--- Start of Given records ---
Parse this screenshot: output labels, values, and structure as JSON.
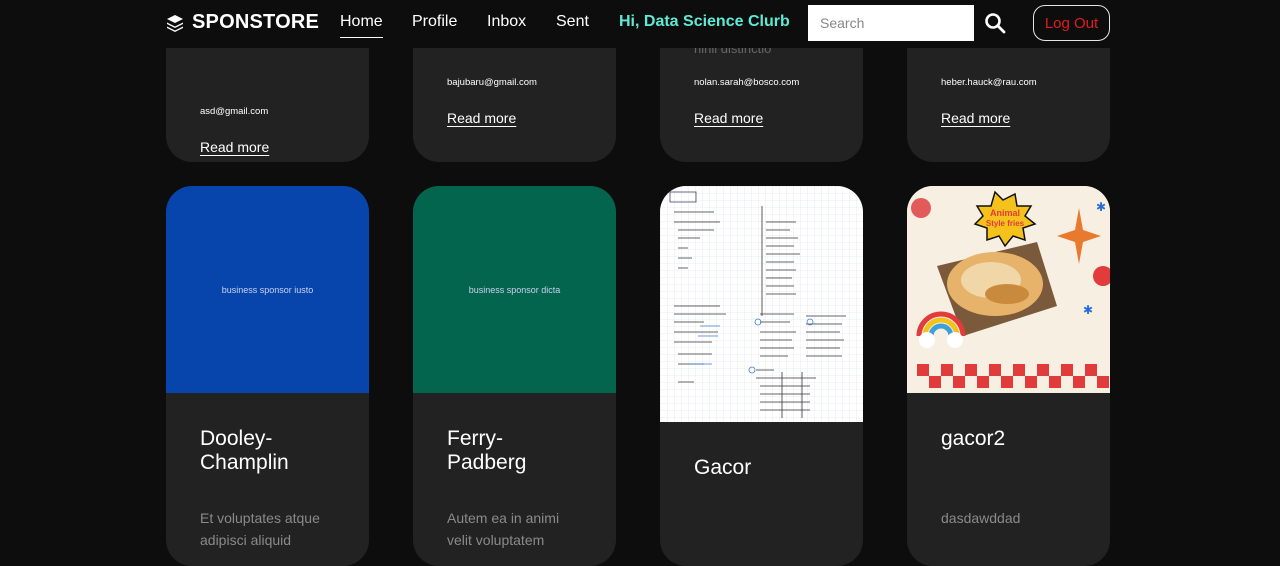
{
  "nav": {
    "brand": "SPONSTORE",
    "links": [
      "Home",
      "Profile",
      "Inbox",
      "Sent"
    ],
    "greeting": "Hi, Data Science Clurb",
    "search_placeholder": "Search",
    "logout_label": "Log Out",
    "greeting_color": "#5eead4",
    "logout_color": "#e11d1d"
  },
  "top_cards": [
    {
      "email": "asd@gmail.com",
      "read_more": "Read more",
      "faded": ""
    },
    {
      "email": "bajubaru@gmail.com",
      "read_more": "Read more",
      "faded": ""
    },
    {
      "email": "nolan.sarah@bosco.com",
      "read_more": "Read more",
      "faded": "nihil distinctio"
    },
    {
      "email": "heber.hauck@rau.com",
      "read_more": "Read more",
      "faded": ""
    }
  ],
  "cards": [
    {
      "thumb_caption": "business sponsor iusto",
      "thumb_color": "#0745ad",
      "title": "Dooley-\nChamplin",
      "desc": "Et voluptates atque\nadipisci aliquid"
    },
    {
      "thumb_caption": "business sponsor dicta",
      "thumb_color": "#04654f",
      "title": "Ferry-\nPadberg",
      "desc": "Autem ea in animi\nvelit voluptatem"
    },
    {
      "thumb_caption": "",
      "thumb_color": "#ffffff",
      "title": "Gacor",
      "desc": ""
    },
    {
      "thumb_caption": "",
      "thumb_color": "#f6efe2",
      "title": "gacor2",
      "desc": "dasdawddad",
      "sticker_text": "Animal\nStyle fries"
    }
  ]
}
--- End of Given records ---
• Brief:
Reproduce all of the data exactly, omitting each picture it holds.

• Solution to the exercise:
Parse this screenshot: output labels, values, and structure as JSON.
{
  "nav": {
    "brand": "SPONSTORE",
    "links": [
      "Home",
      "Profile",
      "Inbox",
      "Sent"
    ],
    "greeting": "Hi, Data Science Clurb",
    "search_placeholder": "Search",
    "logout_label": "Log Out",
    "greeting_color": "#5eead4",
    "logout_color": "#e11d1d"
  },
  "top_cards": [
    {
      "email": "asd@gmail.com",
      "read_more": "Read more",
      "faded": ""
    },
    {
      "email": "bajubaru@gmail.com",
      "read_more": "Read more",
      "faded": ""
    },
    {
      "email": "nolan.sarah@bosco.com",
      "read_more": "Read more",
      "faded": "nihil distinctio"
    },
    {
      "email": "heber.hauck@rau.com",
      "read_more": "Read more",
      "faded": ""
    }
  ],
  "cards": [
    {
      "thumb_caption": "business sponsor iusto",
      "thumb_color": "#0745ad",
      "title": "Dooley-\nChamplin",
      "desc": "Et voluptates atque\nadipisci aliquid"
    },
    {
      "thumb_caption": "business sponsor dicta",
      "thumb_color": "#04654f",
      "title": "Ferry-\nPadberg",
      "desc": "Autem ea in animi\nvelit voluptatem"
    },
    {
      "thumb_caption": "",
      "thumb_color": "#ffffff",
      "title": "Gacor",
      "desc": ""
    },
    {
      "thumb_caption": "",
      "thumb_color": "#f6efe2",
      "title": "gacor2",
      "desc": "dasdawddad",
      "sticker_text": "Animal\nStyle fries"
    }
  ]
}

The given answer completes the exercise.